Work required -> Give the data below again, word for word.

──────── Source data

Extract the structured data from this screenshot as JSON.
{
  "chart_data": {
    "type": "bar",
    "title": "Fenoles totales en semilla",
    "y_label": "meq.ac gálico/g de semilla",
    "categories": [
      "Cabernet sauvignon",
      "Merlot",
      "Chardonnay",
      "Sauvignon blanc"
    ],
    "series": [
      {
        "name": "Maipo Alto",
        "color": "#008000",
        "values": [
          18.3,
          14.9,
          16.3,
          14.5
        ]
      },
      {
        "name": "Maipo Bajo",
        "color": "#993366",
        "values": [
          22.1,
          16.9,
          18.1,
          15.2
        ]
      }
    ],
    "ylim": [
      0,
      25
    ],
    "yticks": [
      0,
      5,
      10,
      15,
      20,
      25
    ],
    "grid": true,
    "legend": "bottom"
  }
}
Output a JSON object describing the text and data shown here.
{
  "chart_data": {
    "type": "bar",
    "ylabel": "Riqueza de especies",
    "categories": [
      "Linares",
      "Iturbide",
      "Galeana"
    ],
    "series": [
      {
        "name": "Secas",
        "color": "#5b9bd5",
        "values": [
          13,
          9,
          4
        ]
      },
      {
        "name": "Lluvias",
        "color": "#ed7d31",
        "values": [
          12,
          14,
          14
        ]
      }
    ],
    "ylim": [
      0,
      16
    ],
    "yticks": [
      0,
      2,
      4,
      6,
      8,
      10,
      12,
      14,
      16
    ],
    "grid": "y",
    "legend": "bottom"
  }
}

────────────────

Result of the task ->
Extract the structured data from this screenshot as JSON.
{
  "chart_data": {
    "type": "bar",
    "title": "Fenoles totales en semilla",
    "y_label": "meq.ac gálico/g de semilla",
    "categories": [
      "Cabernet sauvignon",
      "Merlot",
      "Chardonnay",
      "Sauvignon blanc"
    ],
    "series": [
      {
        "name": "Maipo Alto",
        "color": "#008000",
        "values": [
          18.3,
          14.9,
          16.3,
          14.5
        ]
      },
      {
        "name": "Maipo Bajo",
        "color": "#993366",
        "values": [
          22.1,
          16.9,
          18.1,
          15.2
        ]
      }
    ],
    "ylim": [
      0,
      25
    ],
    "yticks": [
      0,
      5,
      10,
      15,
      20,
      25
    ],
    "grid": true,
    "legend": "bottom"
  }
}
Output a JSON object describing the text and data shown here.
{
  "chart_data": {
    "type": "bar",
    "ylabel": "Riqueza de especies",
    "categories": [
      "Linares",
      "Iturbide",
      "Galeana"
    ],
    "series": [
      {
        "name": "Secas",
        "color": "#5b9bd5",
        "values": [
          13,
          9,
          4
        ]
      },
      {
        "name": "Lluvias",
        "color": "#ed7d31",
        "values": [
          12,
          14,
          14
        ]
      }
    ],
    "ylim": [
      0,
      16
    ],
    "yticks": [
      0,
      2,
      4,
      6,
      8,
      10,
      12,
      14,
      16
    ],
    "grid": "y",
    "legend": "bottom"
  }
}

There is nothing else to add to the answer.